The records below are to be copied word for word, with every picture left out.

◆ ◆ ◆ ◆

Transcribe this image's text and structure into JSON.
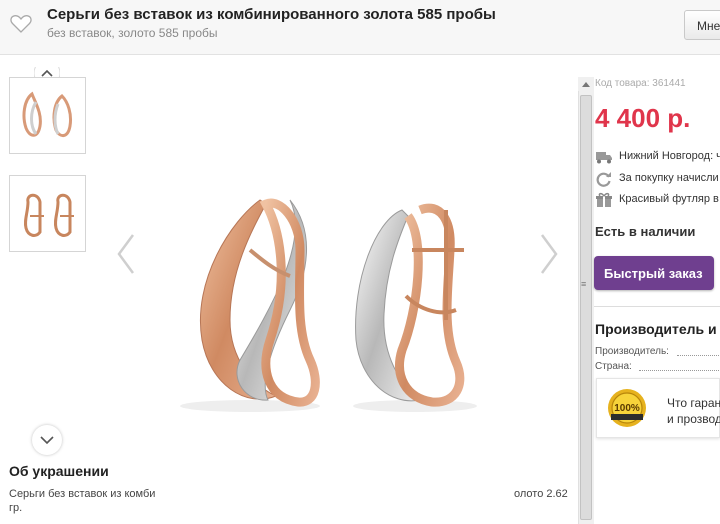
{
  "header": {
    "title": "Серьги без вставок из комбинированного золота 585 пробы",
    "subtitle": "без вставок, золото 585 пробы",
    "button_label": "Мне"
  },
  "gallery": {
    "thumbnails": [
      {
        "alt": "earrings-front-thumb"
      },
      {
        "alt": "earrings-side-thumb"
      }
    ]
  },
  "description": {
    "heading": "Об украшении",
    "text_left": "Серьги без вставок из комби",
    "text_left_line2": "гр.",
    "text_right": "олото 2.62"
  },
  "product": {
    "code": "Код товара: 361441",
    "price": "4 400 р.",
    "info": [
      {
        "icon": "truck-icon",
        "text": "Нижний Новгород: ч"
      },
      {
        "icon": "refresh-icon",
        "text": "За покупку начисли"
      },
      {
        "icon": "gift-icon",
        "text": "Красивый футляр в"
      }
    ],
    "stock": "Есть в наличии",
    "quick_order": "Быстрый заказ",
    "maker_heading": "Производитель и",
    "specs": [
      {
        "label": "Производитель:"
      },
      {
        "label": "Страна:"
      }
    ],
    "guarantee": {
      "badge_text": "100%",
      "line1": "Что гаран",
      "line2": "и прозвод"
    }
  },
  "colors": {
    "accent_purple": "#6f3f8f",
    "price_red": "#e0354b",
    "gold_rose": "#d89a78",
    "white_gold": "#d6d6d6"
  }
}
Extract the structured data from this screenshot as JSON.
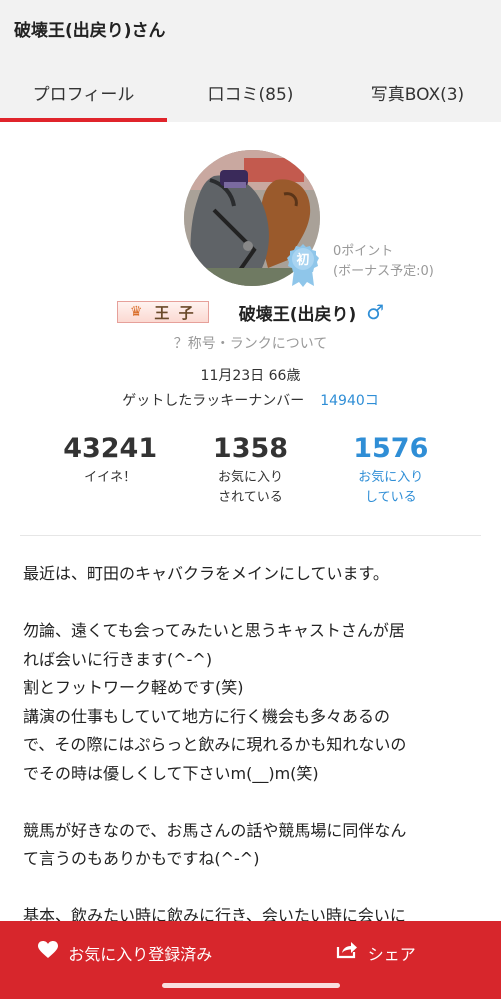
{
  "header": {
    "title": "破壊王(出戻り)さん"
  },
  "tabs": [
    {
      "label": "プロフィール",
      "active": true
    },
    {
      "label": "口コミ(85)",
      "active": false
    },
    {
      "label": "写真BOX(3)",
      "active": false
    }
  ],
  "profile": {
    "badge_label": "初",
    "points": "0ポイント",
    "bonus": "(ボーナス予定:0)",
    "rank_title": "王 子",
    "name": "破壊王(出戻り)",
    "gender_icon": "male-icon",
    "rank_help": "？称号・ランクについて",
    "birthday_age": "11月23日 66歳",
    "lucky_label": "ゲットしたラッキーナンバー",
    "lucky_value": "14940コ"
  },
  "stats": [
    {
      "value": "43241",
      "label1": "イイネ！",
      "label2": ""
    },
    {
      "value": "1358",
      "label1": "お気に入り",
      "label2": "されている"
    },
    {
      "value": "1576",
      "label1": "お気に入り",
      "label2": "している"
    }
  ],
  "intro": {
    "lines": [
      "最近は、町田のキャバクラをメインにしています。",
      "",
      "勿論、遠くても会ってみたいと思うキャストさんが居",
      "れば会いに行きます(^-^)",
      "割とフットワーク軽めです(笑)",
      "講演の仕事もしていて地方に行く機会も多々あるの",
      "で、その際にはぷらっと飲みに現れるかも知れないの",
      "でその時は優しくして下さいm(__)m(笑)",
      "",
      "競馬が好きなので、お馬さんの話や競馬場に同伴なん",
      "て言うのもありかもですね(^-^)",
      "",
      "基本、飲みたい時に飲みに行き、会いたい時に会いに"
    ]
  },
  "bottom_bar": {
    "favorite_label": "お気に入り登録済み",
    "share_label": "シェア"
  },
  "colors": {
    "accent": "#d7262c",
    "link": "#2f8ed6"
  }
}
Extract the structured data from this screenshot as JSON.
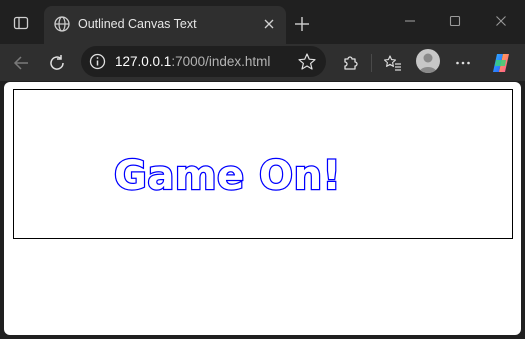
{
  "tab": {
    "title": "Outlined Canvas Text"
  },
  "address_bar": {
    "host": "127.0.0.1",
    "rest": ":7000/index.html"
  },
  "canvas": {
    "text": "Game On!",
    "stroke_color": "#0000ff",
    "fill_color": "#ffffff",
    "border_color": "#000000"
  },
  "icons": {
    "sidebar": "sidebar-toggle-icon",
    "tab_favicon": "globe-icon",
    "tab_close": "close-icon",
    "new_tab": "plus-icon",
    "minimize": "minimize-icon",
    "maximize": "maximize-icon",
    "close_window": "close-icon",
    "back": "back-arrow-icon",
    "refresh": "refresh-icon",
    "site_info": "info-icon",
    "favorite": "star-icon",
    "extensions": "puzzle-icon",
    "favorites_list": "favorites-list-icon",
    "profile": "avatar",
    "more": "more-icon",
    "copilot": "copilot-icon"
  },
  "colors": {
    "frame": "#202020",
    "toolbar": "#2f2f2f",
    "omnibox": "#1f1f1f",
    "page": "#ffffff"
  }
}
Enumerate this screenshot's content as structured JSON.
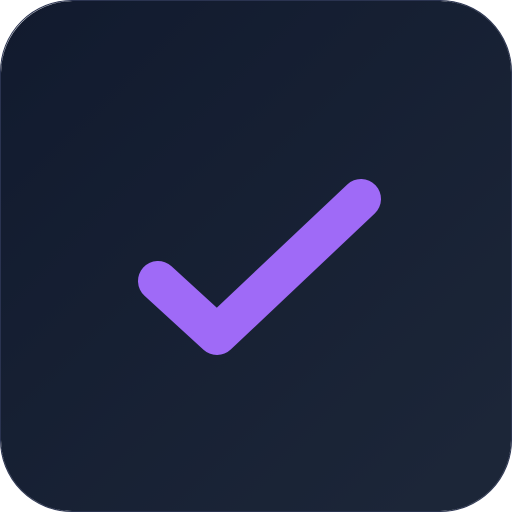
{
  "icon": {
    "name": "check-icon",
    "colors": {
      "background_top": "#111a2e",
      "background_bottom": "#1d2739",
      "checkmark": "#9f6af7"
    }
  }
}
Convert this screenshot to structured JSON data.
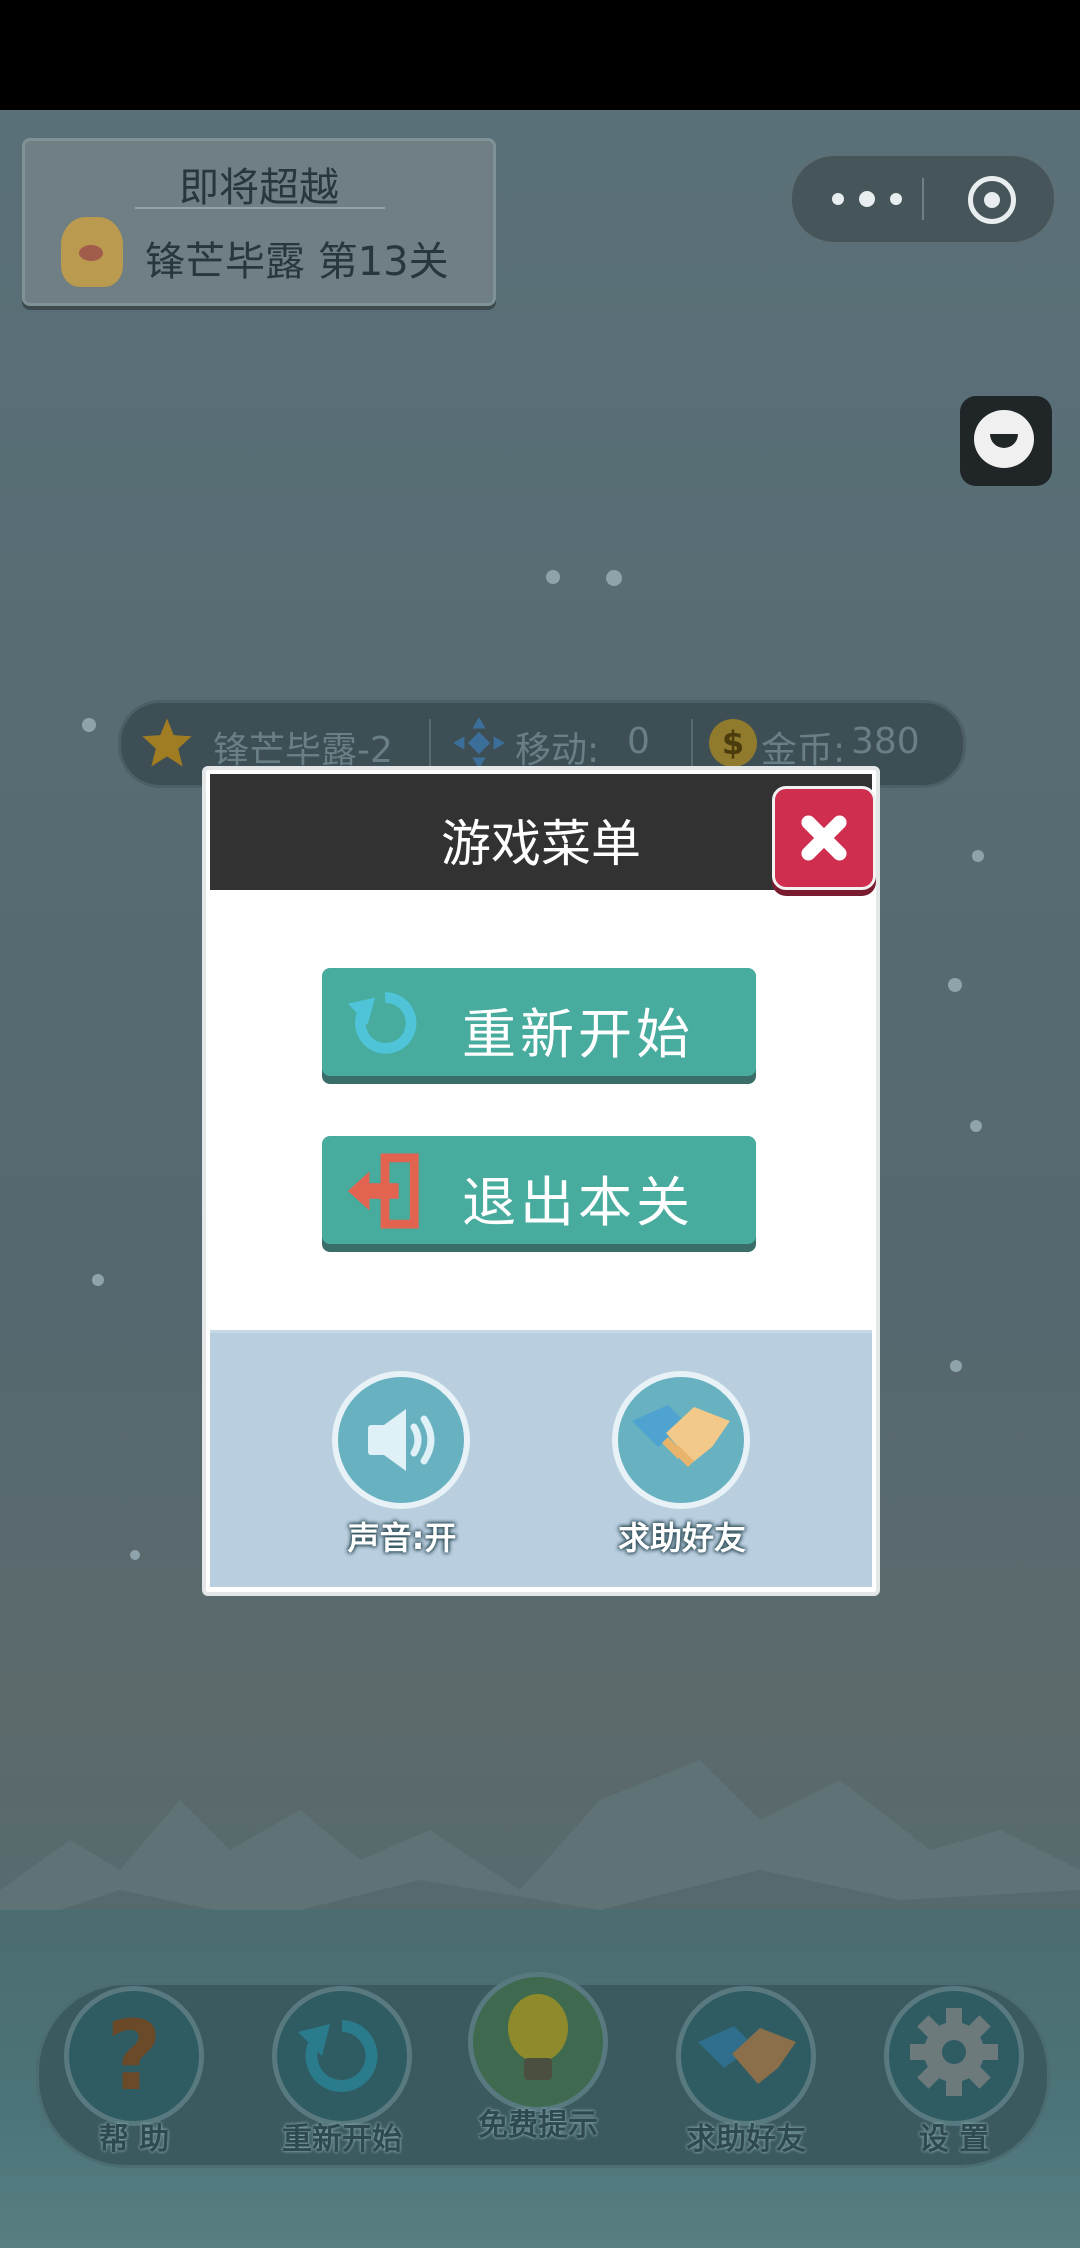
{
  "rank_card": {
    "title": "即将超越",
    "name": "锋芒毕露 第13关"
  },
  "hud": {
    "level": "锋芒毕露-2",
    "moves_label": "移动:",
    "moves_value": "0",
    "coins_label": "金币:",
    "coins_value": "380",
    "coin_symbol": "$"
  },
  "modal": {
    "title": "游戏菜单",
    "restart_label": "重新开始",
    "exit_label": "退出本关",
    "sound_label": "声音:开",
    "help_friend_label": "求助好友"
  },
  "toolbar": {
    "help": "帮 助",
    "restart": "重新开始",
    "hint": "免费提示",
    "ask_friend": "求助好友",
    "settings": "设 置",
    "help_glyph": "?"
  },
  "colors": {
    "teal_button": "#47ab9d",
    "close_red": "#cf2e4e",
    "header_dark": "#323232",
    "footer_blue": "#b9cedf"
  }
}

◆ ◆ ◆ ◆

RESULT OF THE TASK:
Transcribe this image's text and structure into JSON.
{
  "header": {
    "title": "Серьги без вставок из комбинированного золота 585 пробы",
    "subtitle": "без вставок, золото 585 пробы",
    "button_label": "Мне"
  },
  "gallery": {
    "thumbnails": [
      {
        "alt": "earrings-front-thumb"
      },
      {
        "alt": "earrings-side-thumb"
      }
    ]
  },
  "description": {
    "heading": "Об украшении",
    "text_left": "Серьги без вставок из комби",
    "text_left_line2": "гр.",
    "text_right": "олото 2.62"
  },
  "product": {
    "code": "Код товара: 361441",
    "price": "4 400 р.",
    "info": [
      {
        "icon": "truck-icon",
        "text": "Нижний Новгород: ч"
      },
      {
        "icon": "refresh-icon",
        "text": "За покупку начисли"
      },
      {
        "icon": "gift-icon",
        "text": "Красивый футляр в"
      }
    ],
    "stock": "Есть в наличии",
    "quick_order": "Быстрый заказ",
    "maker_heading": "Производитель и",
    "specs": [
      {
        "label": "Производитель:"
      },
      {
        "label": "Страна:"
      }
    ],
    "guarantee": {
      "badge_text": "100%",
      "line1": "Что гаран",
      "line2": "и прозвод"
    }
  },
  "colors": {
    "accent_purple": "#6f3f8f",
    "price_red": "#e0354b",
    "gold_rose": "#d89a78",
    "white_gold": "#d6d6d6"
  }
}
Extract the structured data from this screenshot as JSON.
{
  "header": {
    "title": "破壊王(出戻り)さん"
  },
  "tabs": [
    {
      "label": "プロフィール",
      "active": true
    },
    {
      "label": "口コミ(85)",
      "active": false
    },
    {
      "label": "写真BOX(3)",
      "active": false
    }
  ],
  "profile": {
    "badge_label": "初",
    "points": "0ポイント",
    "bonus": "(ボーナス予定:0)",
    "rank_title": "王 子",
    "name": "破壊王(出戻り)",
    "gender_icon": "male-icon",
    "rank_help": "？称号・ランクについて",
    "birthday_age": "11月23日 66歳",
    "lucky_label": "ゲットしたラッキーナンバー",
    "lucky_value": "14940コ"
  },
  "stats": [
    {
      "value": "43241",
      "label1": "イイネ！",
      "label2": ""
    },
    {
      "value": "1358",
      "label1": "お気に入り",
      "label2": "されている"
    },
    {
      "value": "1576",
      "label1": "お気に入り",
      "label2": "している"
    }
  ],
  "intro": {
    "lines": [
      "最近は、町田のキャバクラをメインにしています。",
      "",
      "勿論、遠くても会ってみたいと思うキャストさんが居",
      "れば会いに行きます(^-^)",
      "割とフットワーク軽めです(笑)",
      "講演の仕事もしていて地方に行く機会も多々あるの",
      "で、その際にはぷらっと飲みに現れるかも知れないの",
      "でその時は優しくして下さいm(__)m(笑)",
      "",
      "競馬が好きなので、お馬さんの話や競馬場に同伴なん",
      "て言うのもありかもですね(^-^)",
      "",
      "基本、飲みたい時に飲みに行き、会いたい時に会いに"
    ]
  },
  "bottom_bar": {
    "favorite_label": "お気に入り登録済み",
    "share_label": "シェア"
  },
  "colors": {
    "accent": "#d7262c",
    "link": "#2f8ed6"
  }
}
Extract the structured data from this screenshot as JSON.
{
  "tab": {
    "title": "Outlined Canvas Text"
  },
  "address_bar": {
    "host": "127.0.0.1",
    "rest": ":7000/index.html"
  },
  "canvas": {
    "text": "Game On!",
    "stroke_color": "#0000ff",
    "fill_color": "#ffffff",
    "border_color": "#000000"
  },
  "icons": {
    "sidebar": "sidebar-toggle-icon",
    "tab_favicon": "globe-icon",
    "tab_close": "close-icon",
    "new_tab": "plus-icon",
    "minimize": "minimize-icon",
    "maximize": "maximize-icon",
    "close_window": "close-icon",
    "back": "back-arrow-icon",
    "refresh": "refresh-icon",
    "site_info": "info-icon",
    "favorite": "star-icon",
    "extensions": "puzzle-icon",
    "favorites_list": "favorites-list-icon",
    "profile": "avatar",
    "more": "more-icon",
    "copilot": "copilot-icon"
  },
  "colors": {
    "frame": "#202020",
    "toolbar": "#2f2f2f",
    "omnibox": "#1f1f1f",
    "page": "#ffffff"
  }
}
Enumerate this screenshot's content as structured JSON.
{
  "icon": {
    "name": "check-icon",
    "colors": {
      "background_top": "#111a2e",
      "background_bottom": "#1d2739",
      "checkmark": "#9f6af7"
    }
  }
}
Convert this screenshot to structured JSON data.
{
  "rank_card": {
    "title": "即将超越",
    "name": "锋芒毕露 第13关"
  },
  "hud": {
    "level": "锋芒毕露-2",
    "moves_label": "移动:",
    "moves_value": "0",
    "coins_label": "金币:",
    "coins_value": "380",
    "coin_symbol": "$"
  },
  "modal": {
    "title": "游戏菜单",
    "restart_label": "重新开始",
    "exit_label": "退出本关",
    "sound_label": "声音:开",
    "help_friend_label": "求助好友"
  },
  "toolbar": {
    "help": "帮 助",
    "restart": "重新开始",
    "hint": "免费提示",
    "ask_friend": "求助好友",
    "settings": "设 置",
    "help_glyph": "?"
  },
  "colors": {
    "teal_button": "#47ab9d",
    "close_red": "#cf2e4e",
    "header_dark": "#323232",
    "footer_blue": "#b9cedf"
  }
}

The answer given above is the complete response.